* INSTRUCTION *
Find the string "source" in the entries and copy each line that has it.

* GIVEN RECORDS *

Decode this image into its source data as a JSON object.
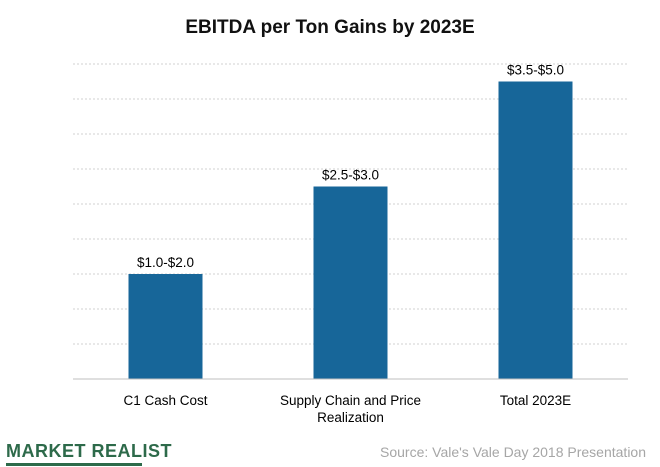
{
  "chart_data": {
    "type": "bar",
    "title": "EBITDA per Ton Gains by 2023E",
    "xlabel": "",
    "ylabel": "",
    "categories": [
      "C1 Cash Cost",
      "Supply Chain and Price Realization",
      "Total 2023E"
    ],
    "category_lines": [
      [
        "C1 Cash Cost"
      ],
      [
        "Supply Chain and Price",
        "Realization"
      ],
      [
        "Total 2023E"
      ]
    ],
    "values": [
      1.5,
      2.75,
      4.25
    ],
    "data_labels": [
      "$1.0-$2.0",
      "$2.5-$3.0",
      "$3.5-$5.0"
    ],
    "ylim": [
      0,
      4.5
    ],
    "grid": true,
    "bar_color": "#176699",
    "grid_color": "#d0d0d0"
  },
  "footer": {
    "brand": "MARKET REALIST",
    "source": "Source: Vale's Vale Day 2018 Presentation"
  }
}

* SOLUTION TO THE PROBLEM *
Decode this image into its source data as a JSON object.
    "source": "Source: Vale's Vale Day 2018 Presentation"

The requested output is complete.